-- Start --

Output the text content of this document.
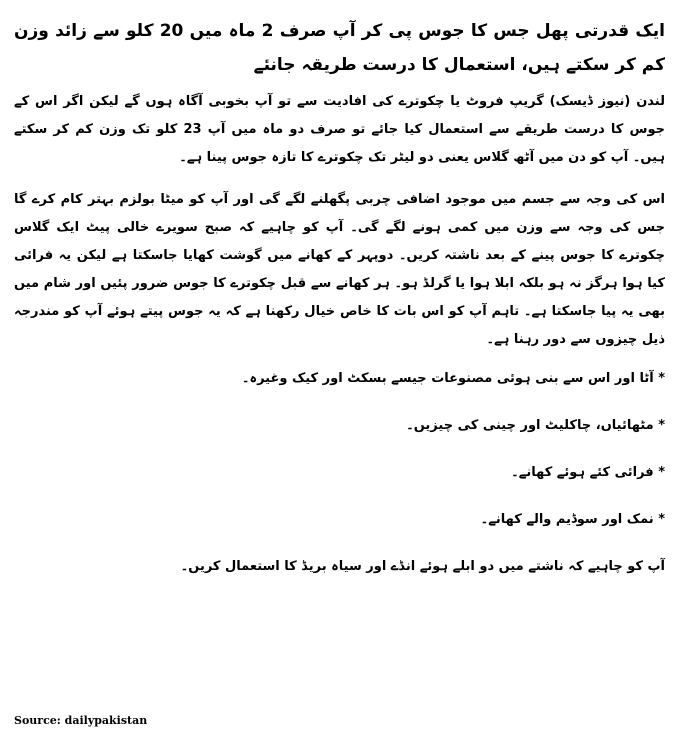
ایک قدرتی پھل جس کا جوس پی کر آپ صرف 2 ماہ میں 20 کلو سے زائد وزن کم کر سکتے ہیں، استعمال کا درست طریقہ جانئے

لندن (نیوز ڈیسک) گریپ فروٹ یا چکوترے کی افادیت سے تو آپ بخوبی آگاہ ہوں گے لیکن اگر اس کے جوس کا درست طریقے سے استعمال کیا جائے تو صرف دو ماہ میں آپ 23 کلو تک وزن کم کر سکتے ہیں۔ آپ کو دن میں آٹھ گلاس یعنی دو لیٹر تک چکوترے کا تازہ جوس پینا ہے۔

اس کی وجہ سے جسم میں موجود اضافی چربی پگھلنے لگے گی اور آپ کو میٹا بولزم بہتر کام کرے گا جس کی وجہ سے وزن میں کمی ہونے لگے گی۔ آپ کو چاہیے کہ صبح سویرے خالی پیٹ ایک گلاس چکوترے کا جوس پینے کے بعد ناشتہ کریں۔ دوپہر کے کھانے میں گوشت کھایا جاسکتا ہے لیکن یہ فرائی کیا ہوا ہرگز نہ ہو بلکہ ابلا ہوا یا گرلڈ ہو۔ ہر کھانے سے قبل چکوترے کا جوس ضرور پئیں اور شام میں بھی یہ پیا جاسکتا ہے۔ تاہم آپ کو اس بات کا خاص خیال رکھنا ہے کہ یہ جوس پیتے ہوئے آپ کو مندرجہ ذیل چیزوں سے دور رہنا ہے۔

* آٹا اور اس سے بنی ہوئی مصنوعات جیسے بسکٹ اور کیک وغیرہ۔

* مٹھائیاں، چاکلیٹ اور چینی کی چیزیں۔

* فرائی کئے ہوئے کھانے۔

* نمک اور سوڈیم والے کھانے۔

آپ کو چاہیے کہ ناشتے میں دو ابلے ہوئے انڈے اور سیاہ بریڈ کا استعمال کریں۔

Source: dailypakistan
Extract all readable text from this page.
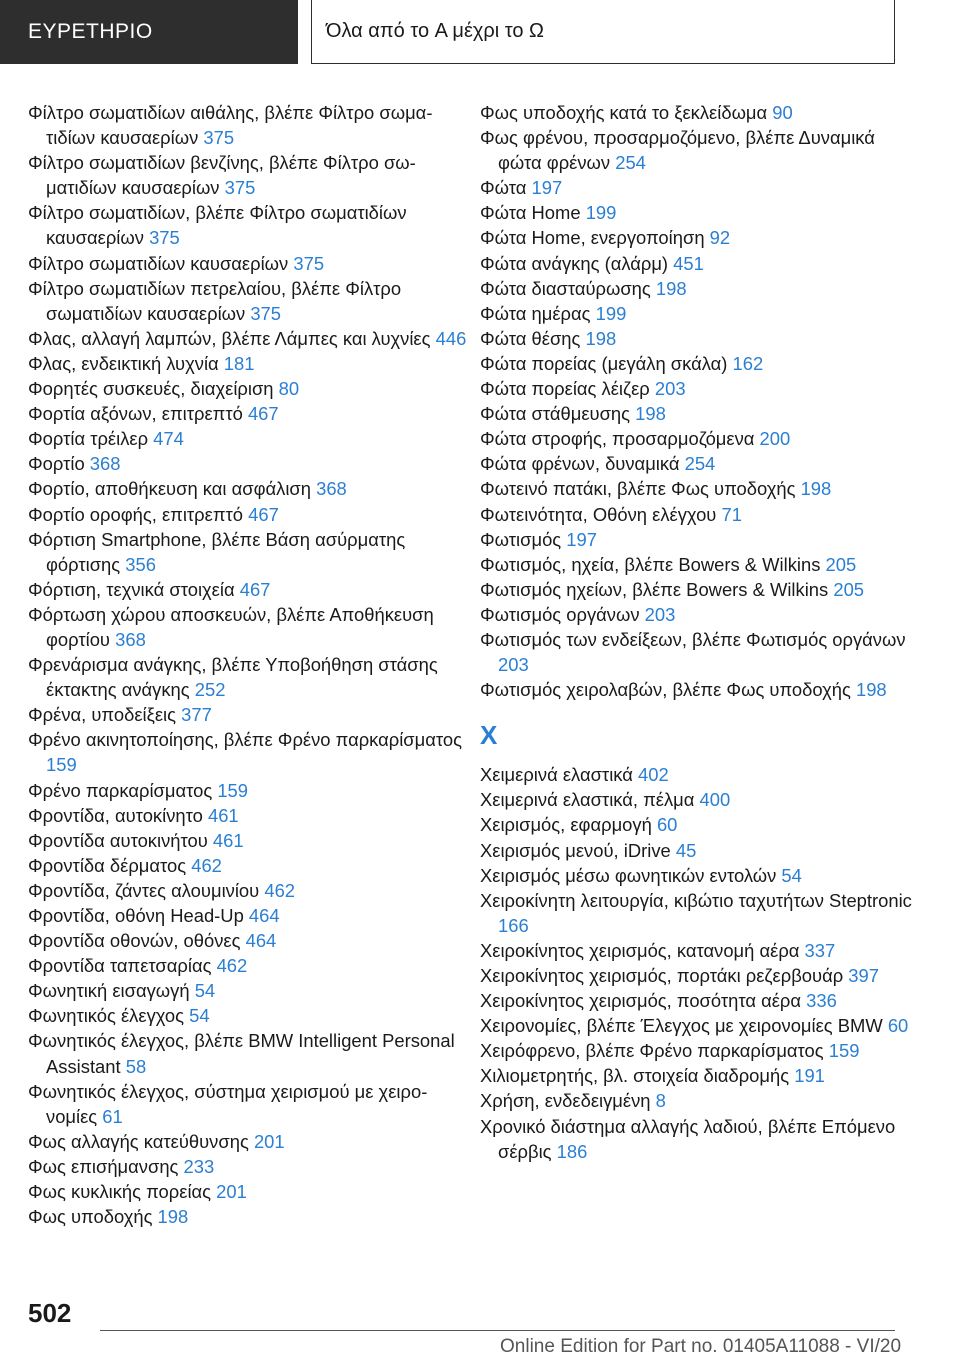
ΕΥΡΕΤΗΡΙΟ	Όλα από το A μέχρι το Ω

Φίλτρο σωματιδίων αιθάλης, βλέπε Φίλτρο σωματιδίων καυσαερίων 375

Φίλτρο σωματιδίων βενζίνης, βλέπε Φίλτρο σωματιδίων καυσαερίων 375

Φίλτρο σωματιδίων, βλέπε Φίλτρο σωματιδίων καυσαερίων 375

Φίλτρο σωματιδίων καυσαερίων 375

Φίλτρο σωματιδίων πετρελαίου, βλέπε Φίλτρο σωματιδίων καυσαερίων 375

Φλας, αλλαγή λαμπών, βλέπε Λάμπες και λυχνίες 446

Φλας, ενδεικτική λυχνία 181

Φορητές συσκευές, διαχείριση 80

Φορτία αξόνων, επιτρεπτό 467

Φορτία τρέιλερ 474

Φορτίο 368

Φορτίο, αποθήκευση και ασφάλιση 368

Φορτίο οροφής, επιτρεπτό 467

Φόρτιση Smartphone, βλέπε Βάση ασύρματης φόρτισης 356

Φόρτιση, τεχνικά στοιχεία 467

Φόρτωση χώρου αποσκευών, βλέπε Αποθήκευση φορτίου 368

Φρενάρισμα ανάγκης, βλέπε Υποβοήθηση στάσης έκτακτης ανάγκης 252

Φρένα, υποδείξεις 377

Φρένο ακινητοποίησης, βλέπε Φρένο παρκαρίσματος 159

Φρένο παρκαρίσματος 159

Φροντίδα, αυτοκίνητο 461

Φροντίδα αυτοκινήτου 461

Φροντίδα δέρματος 462

Φροντίδα, ζάντες αλουμινίου 462

Φροντίδα, οθόνη Head-Up 464

Φροντίδα οθονών, οθόνες 464

Φροντίδα ταπετσαρίας 462

Φωνητική εισαγωγή 54

Φωνητικός έλεγχος 54

Φωνητικός έλεγχος, βλέπε BMW Intelligent Personal Assistant 58

Φωνητικός έλεγχος, σύστημα χειρισμού με χειρονομίες 61

Φως αλλαγής κατεύθυνσης 201

Φως επισήμανσης 233

Φως κυκλικής πορείας 201

Φως υποδοχής 198

Φως υποδοχής κατά το ξεκλείδωμα 90

Φως φρένου, προσαρμοζόμενο, βλέπε Δυναμικά φώτα φρένων 254

Φώτα 197

Φώτα Home 199

Φώτα Home, ενεργοποίηση 92

Φώτα ανάγκης (αλάρμ) 451

Φώτα διασταύρωσης 198

Φώτα ημέρας 199

Φώτα θέσης 198

Φώτα πορείας (μεγάλη σκάλα) 162

Φώτα πορείας λέιζερ 203

Φώτα στάθμευσης 198

Φώτα στροφής, προσαρμοζόμενα 200

Φώτα φρένων, δυναμικά 254

Φωτεινό πατάκι, βλέπε Φως υποδοχής 198

Φωτεινότητα, Οθόνη ελέγχου 71

Φωτισμός 197

Φωτισμός, ηχεία, βλέπε Bowers & Wilkins 205

Φωτισμός ηχείων, βλέπε Bowers & Wilkins 205

Φωτισμός οργάνων 203

Φωτισμός των ενδείξεων, βλέπε Φωτισμός οργάνων 203

Φωτισμός χειρολαβών, βλέπε Φως υποδοχής 198

Χ

Χειμερινά ελαστικά 402

Χειμερινά ελαστικά, πέλμα 400

Χειρισμός, εφαρμογή 60

Χειρισμός μενού, iDrive 45

Χειρισμός μέσω φωνητικών εντολών 54

Χειροκίνητη λειτουργία, κιβώτιο ταχυτήτων Steptronic 166

Χειροκίνητος χειρισμός, κατανομή αέρα 337

Χειροκίνητος χειρισμός, πορτάκι ρεζερβουάρ 397

Χειροκίνητος χειρισμός, ποσότητα αέρα 336

Χειρονομίες, βλέπε Έλεγχος με χειρονομίες BMW 60

Χειρόφρενο, βλέπε Φρένο παρκαρίσματος 159

Χιλιομετρητής, βλ. στοιχεία διαδρομής 191

Χρήση, ενδεδειγμένη 8

Χρονικό διάστημα αλλαγής λαδιού, βλέπε Επόμενο σέρβις 186

502
Online Edition for Part no. 01405A11088 - VI/20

-- End --

### Given instruction
Repeat the records above verbatim, with no pictures in the result.

### Reply to the task
Output the text content of this document.
ایک قدرتی پھل جس کا جوس پی کر آپ صرف 2 ماہ میں 20 کلو سے زائد وزن کم کر سکتے ہیں، استعمال کا درست طریقہ جانئے

لندن (نیوز ڈیسک) گریپ فروٹ یا چکوترے کی افادیت سے تو آپ بخوبی آگاہ ہوں گے لیکن اگر اس کے جوس کا درست طریقے سے استعمال کیا جائے تو صرف دو ماہ میں آپ 23 کلو تک وزن کم کر سکتے ہیں۔ آپ کو دن میں آٹھ گلاس یعنی دو لیٹر تک چکوترے کا تازہ جوس پینا ہے۔

اس کی وجہ سے جسم میں موجود اضافی چربی پگھلنے لگے گی اور آپ کو میٹا بولزم بہتر کام کرے گا جس کی وجہ سے وزن میں کمی ہونے لگے گی۔ آپ کو چاہیے کہ صبح سویرے خالی پیٹ ایک گلاس چکوترے کا جوس پینے کے بعد ناشتہ کریں۔ دوپہر کے کھانے میں گوشت کھایا جاسکتا ہے لیکن یہ فرائی کیا ہوا ہرگز نہ ہو بلکہ ابلا ہوا یا گرلڈ ہو۔ ہر کھانے سے قبل چکوترے کا جوس ضرور پئیں اور شام میں بھی یہ پیا جاسکتا ہے۔ تاہم آپ کو اس بات کا خاص خیال رکھنا ہے کہ یہ جوس پیتے ہوئے آپ کو مندرجہ ذیل چیزوں سے دور رہنا ہے۔

* آٹا اور اس سے بنی ہوئی مصنوعات جیسے بسکٹ اور کیک وغیرہ۔

* مٹھائیاں، چاکلیٹ اور چینی کی چیزیں۔

* فرائی کئے ہوئے کھانے۔

* نمک اور سوڈیم والے کھانے۔

آپ کو چاہیے کہ ناشتے میں دو ابلے ہوئے انڈے اور سیاہ بریڈ کا استعمال کریں۔

Source: dailypakistan
Extract all readable text from this page.
ΕΥΡΕΤΗΡΙΟ	Όλα από το A μέχρι το Ω

Φίλτρο σωματιδίων αιθάλης, βλέπε Φίλτρο σωματιδίων καυσαερίων 375

Φίλτρο σωματιδίων βενζίνης, βλέπε Φίλτρο σωματιδίων καυσαερίων 375

Φίλτρο σωματιδίων, βλέπε Φίλτρο σωματιδίων καυσαερίων 375

Φίλτρο σωματιδίων καυσαερίων 375

Φίλτρο σωματιδίων πετρελαίου, βλέπε Φίλτρο σωματιδίων καυσαερίων 375

Φλας, αλλαγή λαμπών, βλέπε Λάμπες και λυχνίες 446

Φλας, ενδεικτική λυχνία 181

Φορητές συσκευές, διαχείριση 80

Φορτία αξόνων, επιτρεπτό 467

Φορτία τρέιλερ 474

Φορτίο 368

Φορτίο, αποθήκευση και ασφάλιση 368

Φορτίο οροφής, επιτρεπτό 467

Φόρτιση Smartphone, βλέπε Βάση ασύρματης φόρτισης 356

Φόρτιση, τεχνικά στοιχεία 467

Φόρτωση χώρου αποσκευών, βλέπε Αποθήκευση φορτίου 368

Φρενάρισμα ανάγκης, βλέπε Υποβοήθηση στάσης έκτακτης ανάγκης 252

Φρένα, υποδείξεις 377

Φρένο ακινητοποίησης, βλέπε Φρένο παρκαρίσματος 159

Φρένο παρκαρίσματος 159

Φροντίδα, αυτοκίνητο 461

Φροντίδα αυτοκινήτου 461

Φροντίδα δέρματος 462

Φροντίδα, ζάντες αλουμινίου 462

Φροντίδα, οθόνη Head-Up 464

Φροντίδα οθονών, οθόνες 464

Φροντίδα ταπετσαρίας 462

Φωνητική εισαγωγή 54

Φωνητικός έλεγχος 54

Φωνητικός έλεγχος, βλέπε BMW Intelligent Personal Assistant 58

Φωνητικός έλεγχος, σύστημα χειρισμού με χειρονομίες 61

Φως αλλαγής κατεύθυνσης 201

Φως επισήμανσης 233

Φως κυκλικής πορείας 201

Φως υποδοχής 198

Φως υποδοχής κατά το ξεκλείδωμα 90

Φως φρένου, προσαρμοζόμενο, βλέπε Δυναμικά φώτα φρένων 254

Φώτα 197

Φώτα Home 199

Φώτα Home, ενεργοποίηση 92

Φώτα ανάγκης (αλάρμ) 451

Φώτα διασταύρωσης 198

Φώτα ημέρας 199

Φώτα θέσης 198

Φώτα πορείας (μεγάλη σκάλα) 162

Φώτα πορείας λέιζερ 203

Φώτα στάθμευσης 198

Φώτα στροφής, προσαρμοζόμενα 200

Φώτα φρένων, δυναμικά 254

Φωτεινό πατάκι, βλέπε Φως υποδοχής 198

Φωτεινότητα, Οθόνη ελέγχου 71

Φωτισμός 197

Φωτισμός, ηχεία, βλέπε Bowers & Wilkins 205

Φωτισμός ηχείων, βλέπε Bowers & Wilkins 205

Φωτισμός οργάνων 203

Φωτισμός των ενδείξεων, βλέπε Φωτισμός οργάνων 203

Φωτισμός χειρολαβών, βλέπε Φως υποδοχής 198

Χ

Χειμερινά ελαστικά 402

Χειμερινά ελαστικά, πέλμα 400

Χειρισμός, εφαρμογή 60

Χειρισμός μενού, iDrive 45

Χειρισμός μέσω φωνητικών εντολών 54

Χειροκίνητη λειτουργία, κιβώτιο ταχυτήτων Steptronic 166

Χειροκίνητος χειρισμός, κατανομή αέρα 337

Χειροκίνητος χειρισμός, πορτάκι ρεζερβουάρ 397

Χειροκίνητος χειρισμός, ποσότητα αέρα 336

Χειρονομίες, βλέπε Έλεγχος με χειρονομίες BMW 60

Χειρόφρενο, βλέπε Φρένο παρκαρίσματος 159

Χιλιομετρητής, βλ. στοιχεία διαδρομής 191

Χρήση, ενδεδειγμένη 8

Χρονικό διάστημα αλλαγής λαδιού, βλέπε Επόμενο σέρβις 186

502
Online Edition for Part no. 01405A11088 - VI/20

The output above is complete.